- GIVEN INSTRUCTION -
Pictures in the data below are not part of the copy; transcribe everything else exactly.

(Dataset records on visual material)
•••••

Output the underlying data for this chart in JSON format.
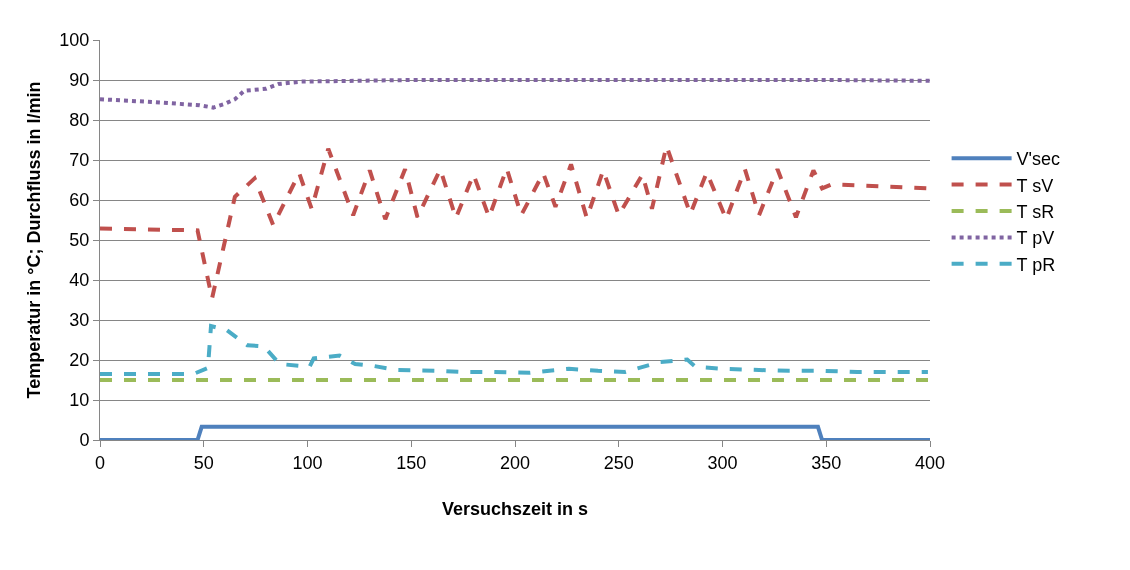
{
  "chart_data": {
    "type": "line",
    "xlabel": "Versuchszeit in s",
    "ylabel": "Temperatur in °C; Durchfluss in l/min",
    "xlim": [
      0,
      400
    ],
    "xticks": [
      0,
      50,
      100,
      150,
      200,
      250,
      300,
      350,
      400
    ],
    "ylim": [
      0,
      100
    ],
    "yticks": [
      0,
      10,
      20,
      30,
      40,
      50,
      60,
      70,
      80,
      90,
      100
    ],
    "grid": "y",
    "legend": "right",
    "marker": "none",
    "series": [
      {
        "name": "V'sec",
        "color": "#4f81bd",
        "line_style": "solid",
        "x": [
          0,
          47,
          49,
          100,
          200,
          300,
          346,
          348,
          400
        ],
        "values": [
          0,
          0,
          3.3,
          3.3,
          3.3,
          3.3,
          3.3,
          0,
          0
        ]
      },
      {
        "name": "T sV",
        "color": "#c0504d",
        "line_style": "dashed",
        "x": [
          0,
          47,
          54,
          65,
          74.5,
          83.5,
          96,
          102,
          110,
          122,
          130,
          137.5,
          147,
          153,
          164,
          171.5,
          180,
          187.5,
          196,
          203,
          213.6,
          219.5,
          227,
          234.6,
          242.5,
          250,
          261.4,
          266,
          273,
          284.5,
          292.4,
          301.8,
          310.8,
          317.6,
          326.5,
          335.4,
          343.8,
          348,
          352.7,
          400
        ],
        "values": [
          52.9,
          52.4,
          35.4,
          60.8,
          65.4,
          53.7,
          66.7,
          57.8,
          72.8,
          56.2,
          67.4,
          55.2,
          67.7,
          55.7,
          67.7,
          55.5,
          66.4,
          55.7,
          67.9,
          56.2,
          66.7,
          58.3,
          68.9,
          55.5,
          67.4,
          56.2,
          66.4,
          57.8,
          73.5,
          56.5,
          66.9,
          55.2,
          67.7,
          56.2,
          67.7,
          55.7,
          67.4,
          62.9,
          63.9,
          62.9
        ]
      },
      {
        "name": "T sR",
        "color": "#9bbb59",
        "line_style": "dashed",
        "x": [
          0,
          100,
          200,
          300,
          400
        ],
        "values": [
          15,
          15,
          15,
          15,
          15
        ]
      },
      {
        "name": "T pV",
        "color": "#8064a2",
        "line_style": "dotted",
        "x": [
          0,
          25,
          48,
          54.6,
          60,
          65,
          69.5,
          80,
          86,
          97,
          150,
          200,
          250,
          300,
          350,
          400
        ],
        "values": [
          85.2,
          84.5,
          83.7,
          83.1,
          84,
          85.2,
          87.3,
          87.8,
          89,
          89.6,
          90,
          90,
          90,
          90,
          90,
          89.8
        ]
      },
      {
        "name": "T pR",
        "color": "#4bacc6",
        "line_style": "dashed",
        "x": [
          0,
          45,
          52,
          53.5,
          61,
          71,
          79,
          86.6,
          101,
          103,
          115.5,
          123,
          132,
          143,
          163,
          176,
          189,
          207,
          226,
          240,
          253,
          270,
          283,
          287,
          300,
          317.6,
          332,
          347.5,
          365,
          383,
          399
        ],
        "values": [
          16.5,
          16.5,
          18,
          28.5,
          27.5,
          23.7,
          23.4,
          19,
          18.3,
          20.4,
          21.1,
          19,
          18.5,
          17.5,
          17.3,
          17,
          17,
          16.8,
          17.8,
          17.3,
          17,
          19.5,
          20.1,
          18.3,
          17.8,
          17.5,
          17.3,
          17.3,
          17,
          17,
          17
        ]
      }
    ]
  }
}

•••••

- THE RESPONSE -
Output the underlying data for this chart in JSON format.
{
  "chart_data": {
    "type": "line",
    "xlabel": "Versuchszeit in s",
    "ylabel": "Temperatur in °C; Durchfluss in l/min",
    "xlim": [
      0,
      400
    ],
    "xticks": [
      0,
      50,
      100,
      150,
      200,
      250,
      300,
      350,
      400
    ],
    "ylim": [
      0,
      100
    ],
    "yticks": [
      0,
      10,
      20,
      30,
      40,
      50,
      60,
      70,
      80,
      90,
      100
    ],
    "grid": "y",
    "legend": "right",
    "marker": "none",
    "series": [
      {
        "name": "V'sec",
        "color": "#4f81bd",
        "line_style": "solid",
        "x": [
          0,
          47,
          49,
          100,
          200,
          300,
          346,
          348,
          400
        ],
        "values": [
          0,
          0,
          3.3,
          3.3,
          3.3,
          3.3,
          3.3,
          0,
          0
        ]
      },
      {
        "name": "T sV",
        "color": "#c0504d",
        "line_style": "dashed",
        "x": [
          0,
          47,
          54,
          65,
          74.5,
          83.5,
          96,
          102,
          110,
          122,
          130,
          137.5,
          147,
          153,
          164,
          171.5,
          180,
          187.5,
          196,
          203,
          213.6,
          219.5,
          227,
          234.6,
          242.5,
          250,
          261.4,
          266,
          273,
          284.5,
          292.4,
          301.8,
          310.8,
          317.6,
          326.5,
          335.4,
          343.8,
          348,
          352.7,
          400
        ],
        "values": [
          52.9,
          52.4,
          35.4,
          60.8,
          65.4,
          53.7,
          66.7,
          57.8,
          72.8,
          56.2,
          67.4,
          55.2,
          67.7,
          55.7,
          67.7,
          55.5,
          66.4,
          55.7,
          67.9,
          56.2,
          66.7,
          58.3,
          68.9,
          55.5,
          67.4,
          56.2,
          66.4,
          57.8,
          73.5,
          56.5,
          66.9,
          55.2,
          67.7,
          56.2,
          67.7,
          55.7,
          67.4,
          62.9,
          63.9,
          62.9
        ]
      },
      {
        "name": "T sR",
        "color": "#9bbb59",
        "line_style": "dashed",
        "x": [
          0,
          100,
          200,
          300,
          400
        ],
        "values": [
          15,
          15,
          15,
          15,
          15
        ]
      },
      {
        "name": "T pV",
        "color": "#8064a2",
        "line_style": "dotted",
        "x": [
          0,
          25,
          48,
          54.6,
          60,
          65,
          69.5,
          80,
          86,
          97,
          150,
          200,
          250,
          300,
          350,
          400
        ],
        "values": [
          85.2,
          84.5,
          83.7,
          83.1,
          84,
          85.2,
          87.3,
          87.8,
          89,
          89.6,
          90,
          90,
          90,
          90,
          90,
          89.8
        ]
      },
      {
        "name": "T pR",
        "color": "#4bacc6",
        "line_style": "dashed",
        "x": [
          0,
          45,
          52,
          53.5,
          61,
          71,
          79,
          86.6,
          101,
          103,
          115.5,
          123,
          132,
          143,
          163,
          176,
          189,
          207,
          226,
          240,
          253,
          270,
          283,
          287,
          300,
          317.6,
          332,
          347.5,
          365,
          383,
          399
        ],
        "values": [
          16.5,
          16.5,
          18,
          28.5,
          27.5,
          23.7,
          23.4,
          19,
          18.3,
          20.4,
          21.1,
          19,
          18.5,
          17.5,
          17.3,
          17,
          17,
          16.8,
          17.8,
          17.3,
          17,
          19.5,
          20.1,
          18.3,
          17.8,
          17.5,
          17.3,
          17.3,
          17,
          17,
          17
        ]
      }
    ]
  }
}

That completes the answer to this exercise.